**The task**
Go through the listing below and gather every line with the word "haben".

— begin —

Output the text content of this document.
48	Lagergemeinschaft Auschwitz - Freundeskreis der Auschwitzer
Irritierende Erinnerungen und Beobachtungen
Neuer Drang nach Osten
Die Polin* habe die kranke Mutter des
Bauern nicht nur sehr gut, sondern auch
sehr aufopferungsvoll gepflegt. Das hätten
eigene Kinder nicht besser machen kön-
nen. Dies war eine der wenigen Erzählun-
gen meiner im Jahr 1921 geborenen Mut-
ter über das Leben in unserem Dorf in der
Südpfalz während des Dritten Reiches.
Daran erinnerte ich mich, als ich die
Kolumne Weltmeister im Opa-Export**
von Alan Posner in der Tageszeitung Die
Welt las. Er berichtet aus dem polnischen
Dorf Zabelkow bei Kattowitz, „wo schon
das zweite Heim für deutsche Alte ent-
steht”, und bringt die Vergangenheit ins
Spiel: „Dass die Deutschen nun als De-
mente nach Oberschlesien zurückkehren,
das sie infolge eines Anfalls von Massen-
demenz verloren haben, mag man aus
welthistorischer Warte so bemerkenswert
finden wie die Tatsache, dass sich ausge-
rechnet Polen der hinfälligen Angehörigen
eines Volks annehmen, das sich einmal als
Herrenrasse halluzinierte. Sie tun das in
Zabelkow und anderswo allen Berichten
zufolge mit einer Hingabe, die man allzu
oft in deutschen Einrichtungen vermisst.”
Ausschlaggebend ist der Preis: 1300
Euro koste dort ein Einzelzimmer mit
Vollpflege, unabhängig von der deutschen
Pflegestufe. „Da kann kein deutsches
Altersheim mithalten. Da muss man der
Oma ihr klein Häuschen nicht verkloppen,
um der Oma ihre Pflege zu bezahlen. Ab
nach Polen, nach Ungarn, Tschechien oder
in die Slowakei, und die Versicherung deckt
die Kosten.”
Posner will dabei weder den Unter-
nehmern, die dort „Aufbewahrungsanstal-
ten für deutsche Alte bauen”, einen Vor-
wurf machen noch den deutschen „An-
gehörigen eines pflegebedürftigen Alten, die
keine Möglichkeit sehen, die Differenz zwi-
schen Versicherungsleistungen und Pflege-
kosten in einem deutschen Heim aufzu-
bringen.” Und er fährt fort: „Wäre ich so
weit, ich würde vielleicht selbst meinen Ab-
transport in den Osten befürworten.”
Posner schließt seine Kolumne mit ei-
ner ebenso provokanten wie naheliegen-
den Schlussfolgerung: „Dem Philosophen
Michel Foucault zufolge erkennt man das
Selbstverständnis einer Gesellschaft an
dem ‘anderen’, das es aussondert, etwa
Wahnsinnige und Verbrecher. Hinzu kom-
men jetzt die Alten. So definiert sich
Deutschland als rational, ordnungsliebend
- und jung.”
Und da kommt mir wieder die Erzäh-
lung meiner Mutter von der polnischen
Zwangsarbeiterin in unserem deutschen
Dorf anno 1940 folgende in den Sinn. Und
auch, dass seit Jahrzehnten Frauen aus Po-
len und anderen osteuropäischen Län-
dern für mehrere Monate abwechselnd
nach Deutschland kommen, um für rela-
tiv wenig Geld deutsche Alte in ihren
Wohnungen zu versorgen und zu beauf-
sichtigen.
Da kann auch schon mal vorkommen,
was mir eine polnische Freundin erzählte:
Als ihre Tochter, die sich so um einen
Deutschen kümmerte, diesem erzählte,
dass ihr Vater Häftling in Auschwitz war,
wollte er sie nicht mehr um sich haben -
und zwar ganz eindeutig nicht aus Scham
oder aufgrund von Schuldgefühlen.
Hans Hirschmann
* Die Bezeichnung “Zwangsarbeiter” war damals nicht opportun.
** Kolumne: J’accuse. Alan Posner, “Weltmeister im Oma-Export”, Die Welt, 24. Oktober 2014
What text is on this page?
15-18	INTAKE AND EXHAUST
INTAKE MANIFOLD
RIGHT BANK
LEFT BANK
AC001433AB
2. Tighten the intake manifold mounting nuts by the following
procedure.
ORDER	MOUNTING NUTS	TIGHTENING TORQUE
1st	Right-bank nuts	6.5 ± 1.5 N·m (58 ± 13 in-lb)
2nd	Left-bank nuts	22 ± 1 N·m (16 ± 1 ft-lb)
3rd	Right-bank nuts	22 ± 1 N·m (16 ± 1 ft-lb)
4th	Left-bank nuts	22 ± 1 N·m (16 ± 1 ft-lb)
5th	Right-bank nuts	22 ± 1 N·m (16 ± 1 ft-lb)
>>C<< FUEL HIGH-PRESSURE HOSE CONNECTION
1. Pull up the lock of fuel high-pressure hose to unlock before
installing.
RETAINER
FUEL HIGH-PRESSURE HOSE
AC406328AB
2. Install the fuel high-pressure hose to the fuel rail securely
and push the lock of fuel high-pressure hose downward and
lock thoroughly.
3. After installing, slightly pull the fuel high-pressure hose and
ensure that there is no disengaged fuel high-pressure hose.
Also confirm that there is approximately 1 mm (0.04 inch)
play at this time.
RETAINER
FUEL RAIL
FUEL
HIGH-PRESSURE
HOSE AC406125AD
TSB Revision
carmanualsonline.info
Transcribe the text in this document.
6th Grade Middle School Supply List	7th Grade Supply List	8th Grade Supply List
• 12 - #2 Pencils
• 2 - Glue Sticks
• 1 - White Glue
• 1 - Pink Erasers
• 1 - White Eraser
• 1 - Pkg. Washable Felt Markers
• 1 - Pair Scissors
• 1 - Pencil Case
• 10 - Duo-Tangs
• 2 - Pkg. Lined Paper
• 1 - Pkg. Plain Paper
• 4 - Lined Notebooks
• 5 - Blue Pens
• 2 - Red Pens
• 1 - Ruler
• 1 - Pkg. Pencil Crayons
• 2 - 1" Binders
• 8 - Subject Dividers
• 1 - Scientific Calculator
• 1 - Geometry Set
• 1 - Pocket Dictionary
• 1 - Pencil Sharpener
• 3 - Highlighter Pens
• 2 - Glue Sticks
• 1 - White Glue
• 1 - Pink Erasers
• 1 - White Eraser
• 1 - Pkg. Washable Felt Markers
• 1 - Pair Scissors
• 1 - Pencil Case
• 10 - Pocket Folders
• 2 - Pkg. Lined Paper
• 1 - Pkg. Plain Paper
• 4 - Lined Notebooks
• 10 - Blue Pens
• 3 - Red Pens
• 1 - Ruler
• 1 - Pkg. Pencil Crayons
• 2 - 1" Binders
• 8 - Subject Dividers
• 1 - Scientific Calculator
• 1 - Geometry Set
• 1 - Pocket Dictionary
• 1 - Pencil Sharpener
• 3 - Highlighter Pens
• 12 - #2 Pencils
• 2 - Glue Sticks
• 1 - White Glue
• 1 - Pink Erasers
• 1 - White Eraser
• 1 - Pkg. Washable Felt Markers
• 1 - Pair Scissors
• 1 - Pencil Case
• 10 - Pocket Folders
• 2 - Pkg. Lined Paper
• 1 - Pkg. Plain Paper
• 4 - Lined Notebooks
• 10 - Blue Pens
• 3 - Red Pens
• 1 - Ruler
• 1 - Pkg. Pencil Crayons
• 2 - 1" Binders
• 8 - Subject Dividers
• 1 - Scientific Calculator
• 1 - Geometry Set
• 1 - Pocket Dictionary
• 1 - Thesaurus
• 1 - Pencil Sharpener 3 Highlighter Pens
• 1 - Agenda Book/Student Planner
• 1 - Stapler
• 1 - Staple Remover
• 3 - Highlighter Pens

— end —

**Problem solution**
demenz verloren haben, mag man aus
wollte er sie nicht mehr um sich haben -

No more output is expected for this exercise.